Cet ouvrage constitue un recueil de six articles publiés par Mark Granovetter entre 1973 et 2002.

Prenant pour point de départ une critique forte des hypothèses de travail et des principaux résultats de ses collègues économistes, Granovetter observe que les comportements individuels ne peuvent se représenter comme une simple recherche de leur intérêt égoïste. Les agents économiques, souligne-t-il sont « encastrés » dans des structures sociales – c’est-à-dire que leurs décisions et la réussite de leurs actions dépendent toujours des relations qu’ils entretiennent avec d’autres agents.

Ainsi, en politique, les individus se mobilisent toujours plus facilement lorsque leurs proches leur montrent l’exemple. De même, les individus trouvent des emplois plus facilement et de meilleure qualité lorsqu’ils en entendent parler par des personnes qu’ils connaissent personnellement.

Au terme de ses travaux, Granovetter trace ainsi les contours d’un nouveau programme de recherche centré sur l’analyse des réseaux de relations entre les individus.

2. Une perspective originale

Les articles de Granovetter s’ouvrent tous par une critique des méthodes de recherche de l’économie néoclassique. Celle-ci, pour Granovetter, aurait comme limite la plus fondamentale de reposer sur une conception « sous-socialisée » de l’individu (p. 78).

Les agents économiques, dans les approches traditionnelles, sont envisagés comme des individus rationnels, préoccupés de leur seul intérêt économique, et agissant sans jamais nouer avec les autres agents de relation autre que contractuelle. Les individus sont ainsi représentés sur le modèle d’atomes indépendants les uns des autres. Les théories économiques néoclassiques, observe Granovetter, vont même jusqu’à considérer les relations sociales entre les acteurs comme des entraves au bon fonctionnement des marchés. Pour lui, ces hypothèses de travail ne sont pas seulement une simplification grossière de la réalité, elles sont également la source de conclusions erronées.

En effet, même en admettant que les individus soient rationnels, il n’est pas possible de comprendre leurs actions si on suppose qu’ils ne poursuivent que des intérêts économiques. Il note ainsi : « la poursuite d’objectifs économiques s’accompagne en général de celle d’autres objectifs de nature non économique, comme la sociabilité, la reconnaissance, le statut social et le pouvoir » (p. 258).

+ + + + + + +

◆ Consigne a:
Reformulez sous forme de liste le paragraphe du texte sur Granovetter qui commence par « Les agents économiques, dans les approches traditionnelles ». Conservez ses faits principaux.

+ + + + + + +

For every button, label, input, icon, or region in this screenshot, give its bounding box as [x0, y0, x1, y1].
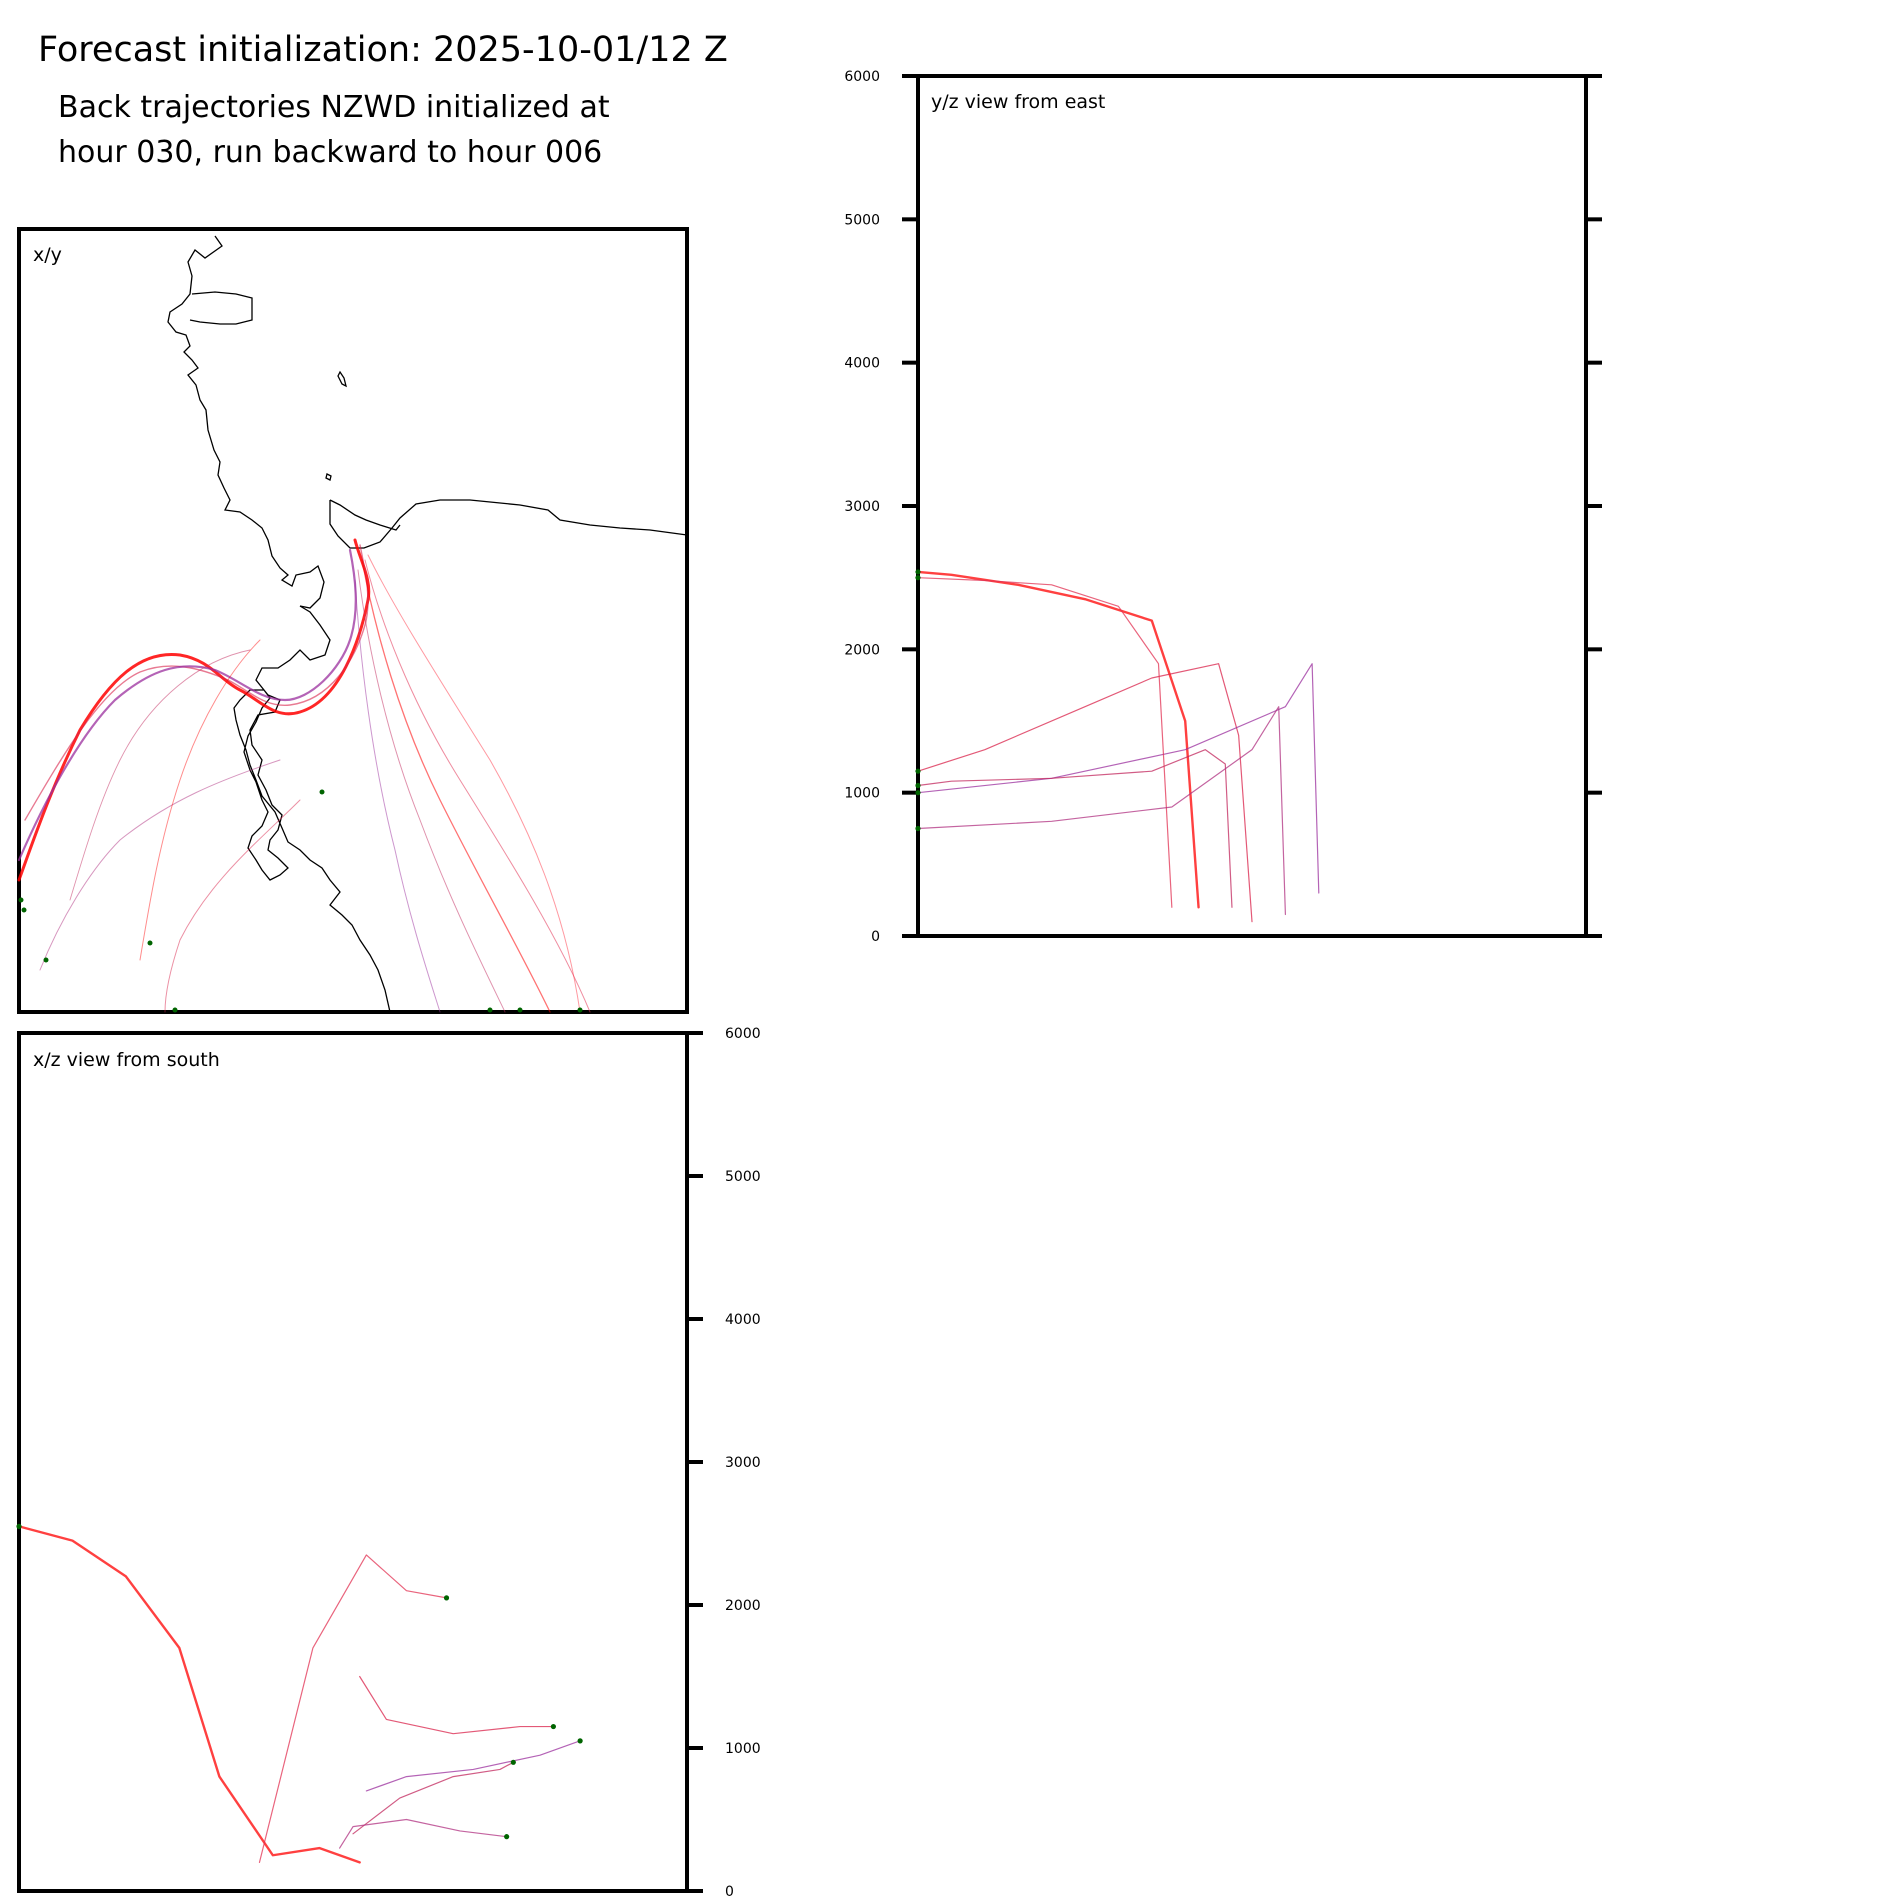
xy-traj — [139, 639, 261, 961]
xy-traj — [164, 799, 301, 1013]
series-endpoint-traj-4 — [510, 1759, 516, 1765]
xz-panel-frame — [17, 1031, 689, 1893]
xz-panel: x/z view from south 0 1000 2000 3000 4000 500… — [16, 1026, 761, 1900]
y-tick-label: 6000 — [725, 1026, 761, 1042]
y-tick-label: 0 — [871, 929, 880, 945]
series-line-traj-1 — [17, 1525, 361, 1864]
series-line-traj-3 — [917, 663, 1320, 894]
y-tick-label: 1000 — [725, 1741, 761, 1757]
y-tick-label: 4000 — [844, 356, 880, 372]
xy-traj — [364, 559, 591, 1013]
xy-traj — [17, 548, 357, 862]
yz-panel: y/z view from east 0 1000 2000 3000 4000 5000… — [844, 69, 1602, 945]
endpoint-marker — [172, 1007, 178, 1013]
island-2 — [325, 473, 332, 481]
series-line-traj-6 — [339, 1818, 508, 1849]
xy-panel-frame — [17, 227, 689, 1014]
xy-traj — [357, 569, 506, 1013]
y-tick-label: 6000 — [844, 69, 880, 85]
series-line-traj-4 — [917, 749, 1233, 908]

+ + + + + + +

◆ Consigne b:
Reproduisez à l'identique les lignes des entrées. Commencez à la ligne qui contient « xy-traj — [139, 639, 261, 961] » et allez jusqu'à la dernière ligne des entrées, ces deux lignes comprises.

◆ Résultat a:
- Dans les approches traditionnelles, les agents économiques sont vus comme des individus rationnels. Ils ne se soucient que de leur intérêt économique et n'ont avec les autres agents que des relations contractuelles.
- Les individus y sont représentés comme des atomes indépendants les uns des autres.
- Selon Granovetter, les théories néoclassiques vont jusqu'à considérer les relations sociales comme des entraves au bon fonctionnement des marchés.
- Pour lui, ces hypothèses simplifient grossièrement la réalité et mènent à des conclusions erronées.

◆ Résultat b:
xy-traj — [139, 639, 261, 961]
xy-traj — [164, 799, 301, 1013]
series-endpoint-traj-4 — [510, 1759, 516, 1765]
xz-panel-frame — [17, 1031, 689, 1893]
xz-panel: x/z view from south 0 1000 2000 3000 4000 500… — [16, 1026, 761, 1900]
y-tick-label: 6000 — [725, 1026, 761, 1042]
y-tick-label: 0 — [871, 929, 880, 945]
series-line-traj-1 — [17, 1525, 361, 1864]
series-line-traj-3 — [917, 663, 1320, 894]
y-tick-label: 1000 — [725, 1741, 761, 1757]
y-tick-label: 4000 — [844, 356, 880, 372]
xy-traj — [364, 559, 591, 1013]
xy-traj — [17, 548, 357, 862]
yz-panel: y/z view from east 0 1000 2000 3000 4000 5000… — [844, 69, 1602, 945]
endpoint-marker — [172, 1007, 178, 1013]
island-2 — [325, 473, 332, 481]
series-line-traj-6 — [339, 1818, 508, 1849]
xy-panel-frame — [17, 227, 689, 1014]
xy-traj — [357, 569, 506, 1013]
y-tick-label: 6000 — [844, 69, 880, 85]
series-line-traj-4 — [917, 749, 1233, 908]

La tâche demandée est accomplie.